**AIM**:
Lines containing the word "into" are to be located and copied.

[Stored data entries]
** begin **

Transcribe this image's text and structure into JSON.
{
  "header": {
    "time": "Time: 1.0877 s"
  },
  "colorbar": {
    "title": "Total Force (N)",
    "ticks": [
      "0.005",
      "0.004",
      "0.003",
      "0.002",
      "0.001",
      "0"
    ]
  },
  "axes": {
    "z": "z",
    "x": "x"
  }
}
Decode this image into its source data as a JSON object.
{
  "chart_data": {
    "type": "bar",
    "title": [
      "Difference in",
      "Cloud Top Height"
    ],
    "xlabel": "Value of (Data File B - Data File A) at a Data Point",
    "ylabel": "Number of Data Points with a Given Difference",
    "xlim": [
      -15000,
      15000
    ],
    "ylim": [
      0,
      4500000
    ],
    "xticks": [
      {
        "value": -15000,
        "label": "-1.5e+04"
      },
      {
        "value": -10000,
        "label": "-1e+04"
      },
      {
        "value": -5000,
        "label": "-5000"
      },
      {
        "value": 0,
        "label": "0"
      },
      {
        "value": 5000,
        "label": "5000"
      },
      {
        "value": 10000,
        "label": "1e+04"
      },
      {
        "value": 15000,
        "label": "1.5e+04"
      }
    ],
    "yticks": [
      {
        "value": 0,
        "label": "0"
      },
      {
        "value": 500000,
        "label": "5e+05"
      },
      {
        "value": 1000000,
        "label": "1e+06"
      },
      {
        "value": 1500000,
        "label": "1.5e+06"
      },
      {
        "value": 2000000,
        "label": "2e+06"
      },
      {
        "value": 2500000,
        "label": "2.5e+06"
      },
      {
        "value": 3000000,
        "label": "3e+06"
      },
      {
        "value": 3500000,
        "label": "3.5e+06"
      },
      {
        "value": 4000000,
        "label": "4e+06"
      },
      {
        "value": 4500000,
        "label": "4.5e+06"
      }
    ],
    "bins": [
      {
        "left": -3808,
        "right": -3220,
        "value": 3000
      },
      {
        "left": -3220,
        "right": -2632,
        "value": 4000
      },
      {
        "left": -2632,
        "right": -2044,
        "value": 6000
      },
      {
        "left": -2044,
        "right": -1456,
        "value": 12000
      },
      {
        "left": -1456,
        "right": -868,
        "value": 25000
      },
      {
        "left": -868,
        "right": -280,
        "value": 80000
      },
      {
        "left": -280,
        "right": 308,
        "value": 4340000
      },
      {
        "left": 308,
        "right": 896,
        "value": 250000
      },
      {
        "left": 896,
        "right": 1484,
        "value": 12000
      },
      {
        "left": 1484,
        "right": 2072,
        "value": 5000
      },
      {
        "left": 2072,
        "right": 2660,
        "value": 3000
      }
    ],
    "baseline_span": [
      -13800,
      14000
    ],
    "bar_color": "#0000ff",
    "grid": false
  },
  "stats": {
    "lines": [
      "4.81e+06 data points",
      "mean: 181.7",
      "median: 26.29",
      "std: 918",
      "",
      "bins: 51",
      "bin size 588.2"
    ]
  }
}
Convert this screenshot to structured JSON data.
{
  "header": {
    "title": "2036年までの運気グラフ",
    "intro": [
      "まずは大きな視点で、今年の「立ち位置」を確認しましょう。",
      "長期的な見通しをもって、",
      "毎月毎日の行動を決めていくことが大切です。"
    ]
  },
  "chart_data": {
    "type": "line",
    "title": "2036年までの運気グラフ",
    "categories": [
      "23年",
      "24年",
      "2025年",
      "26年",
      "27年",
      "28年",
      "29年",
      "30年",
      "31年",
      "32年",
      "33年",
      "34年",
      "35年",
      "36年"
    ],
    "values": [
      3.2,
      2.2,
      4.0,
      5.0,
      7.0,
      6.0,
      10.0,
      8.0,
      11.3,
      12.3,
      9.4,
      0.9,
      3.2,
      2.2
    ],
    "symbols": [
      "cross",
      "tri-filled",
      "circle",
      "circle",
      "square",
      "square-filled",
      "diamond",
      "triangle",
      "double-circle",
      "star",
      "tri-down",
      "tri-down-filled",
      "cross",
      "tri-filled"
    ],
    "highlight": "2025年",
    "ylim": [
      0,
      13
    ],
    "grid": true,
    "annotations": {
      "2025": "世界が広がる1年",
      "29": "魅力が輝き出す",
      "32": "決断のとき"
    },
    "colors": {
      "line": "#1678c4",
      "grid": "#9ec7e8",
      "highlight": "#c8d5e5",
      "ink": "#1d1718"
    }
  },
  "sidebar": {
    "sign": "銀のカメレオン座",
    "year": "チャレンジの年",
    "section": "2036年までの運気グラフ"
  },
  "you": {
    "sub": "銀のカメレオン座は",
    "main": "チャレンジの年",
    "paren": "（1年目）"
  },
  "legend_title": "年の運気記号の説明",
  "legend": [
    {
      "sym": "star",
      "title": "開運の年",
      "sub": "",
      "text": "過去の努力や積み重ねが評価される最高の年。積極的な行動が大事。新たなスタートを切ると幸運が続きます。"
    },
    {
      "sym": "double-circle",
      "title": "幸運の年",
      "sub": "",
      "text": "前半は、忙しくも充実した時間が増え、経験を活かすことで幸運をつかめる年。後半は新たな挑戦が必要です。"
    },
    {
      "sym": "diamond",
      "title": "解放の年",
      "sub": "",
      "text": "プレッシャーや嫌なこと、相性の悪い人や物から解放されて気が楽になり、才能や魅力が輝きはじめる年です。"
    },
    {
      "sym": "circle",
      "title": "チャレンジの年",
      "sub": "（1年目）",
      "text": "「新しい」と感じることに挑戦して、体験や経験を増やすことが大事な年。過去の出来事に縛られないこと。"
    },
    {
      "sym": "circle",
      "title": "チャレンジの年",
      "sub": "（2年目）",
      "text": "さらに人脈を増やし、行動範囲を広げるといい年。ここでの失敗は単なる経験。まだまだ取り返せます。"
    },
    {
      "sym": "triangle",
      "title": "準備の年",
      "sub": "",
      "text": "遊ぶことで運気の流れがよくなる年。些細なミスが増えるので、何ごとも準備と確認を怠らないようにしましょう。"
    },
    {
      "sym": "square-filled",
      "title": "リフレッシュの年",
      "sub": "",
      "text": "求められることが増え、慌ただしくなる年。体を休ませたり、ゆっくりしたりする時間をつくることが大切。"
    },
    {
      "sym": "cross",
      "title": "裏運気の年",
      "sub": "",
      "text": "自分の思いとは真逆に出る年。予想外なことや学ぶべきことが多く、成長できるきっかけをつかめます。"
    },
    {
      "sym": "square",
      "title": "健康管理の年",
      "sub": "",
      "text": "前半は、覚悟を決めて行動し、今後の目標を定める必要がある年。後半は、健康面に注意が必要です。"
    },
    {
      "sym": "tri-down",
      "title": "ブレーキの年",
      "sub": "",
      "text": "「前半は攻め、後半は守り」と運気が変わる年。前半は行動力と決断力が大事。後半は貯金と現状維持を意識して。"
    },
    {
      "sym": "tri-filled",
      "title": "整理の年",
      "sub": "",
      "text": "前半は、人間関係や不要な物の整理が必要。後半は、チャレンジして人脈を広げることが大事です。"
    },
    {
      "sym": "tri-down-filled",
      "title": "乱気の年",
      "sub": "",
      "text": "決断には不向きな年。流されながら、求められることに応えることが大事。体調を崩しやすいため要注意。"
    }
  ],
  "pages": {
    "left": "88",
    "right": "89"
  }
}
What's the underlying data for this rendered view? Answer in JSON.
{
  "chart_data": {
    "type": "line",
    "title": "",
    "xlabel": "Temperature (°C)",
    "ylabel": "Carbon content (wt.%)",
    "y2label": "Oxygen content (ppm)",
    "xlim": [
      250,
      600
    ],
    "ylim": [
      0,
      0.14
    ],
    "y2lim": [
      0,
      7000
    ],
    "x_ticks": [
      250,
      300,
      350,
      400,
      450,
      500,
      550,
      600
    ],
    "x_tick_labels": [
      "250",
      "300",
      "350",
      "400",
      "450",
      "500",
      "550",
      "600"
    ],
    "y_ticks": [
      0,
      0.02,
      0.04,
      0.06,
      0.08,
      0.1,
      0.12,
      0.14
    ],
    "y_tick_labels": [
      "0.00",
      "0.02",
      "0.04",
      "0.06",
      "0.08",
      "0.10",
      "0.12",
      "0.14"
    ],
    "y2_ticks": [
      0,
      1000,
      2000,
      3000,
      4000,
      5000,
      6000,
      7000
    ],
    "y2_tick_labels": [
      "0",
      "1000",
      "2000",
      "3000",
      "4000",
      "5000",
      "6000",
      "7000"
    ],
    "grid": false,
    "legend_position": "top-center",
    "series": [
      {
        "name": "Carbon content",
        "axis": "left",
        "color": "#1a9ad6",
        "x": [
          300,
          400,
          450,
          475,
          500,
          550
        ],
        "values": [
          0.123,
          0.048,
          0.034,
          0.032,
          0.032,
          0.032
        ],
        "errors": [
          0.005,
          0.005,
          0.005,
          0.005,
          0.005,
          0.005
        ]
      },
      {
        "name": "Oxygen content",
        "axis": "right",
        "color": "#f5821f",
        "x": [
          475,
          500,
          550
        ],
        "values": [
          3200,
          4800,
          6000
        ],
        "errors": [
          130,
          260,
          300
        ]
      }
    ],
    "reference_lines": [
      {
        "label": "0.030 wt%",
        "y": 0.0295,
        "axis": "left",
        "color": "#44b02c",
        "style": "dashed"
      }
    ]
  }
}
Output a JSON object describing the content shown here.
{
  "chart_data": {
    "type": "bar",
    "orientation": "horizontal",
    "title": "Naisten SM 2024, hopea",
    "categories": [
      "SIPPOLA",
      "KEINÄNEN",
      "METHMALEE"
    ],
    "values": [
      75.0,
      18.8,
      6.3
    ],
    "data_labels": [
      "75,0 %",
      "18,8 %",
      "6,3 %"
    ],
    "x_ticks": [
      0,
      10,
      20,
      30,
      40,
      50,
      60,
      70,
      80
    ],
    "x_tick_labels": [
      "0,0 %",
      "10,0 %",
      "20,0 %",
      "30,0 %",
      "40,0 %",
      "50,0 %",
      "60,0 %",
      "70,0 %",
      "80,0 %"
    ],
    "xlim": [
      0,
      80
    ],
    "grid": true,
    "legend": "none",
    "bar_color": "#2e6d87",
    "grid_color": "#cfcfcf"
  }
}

** end **

**TASK RESPONSE**:
Transcribe this image's text and structure into JSON.
Decode this image into its source data as a JSON object.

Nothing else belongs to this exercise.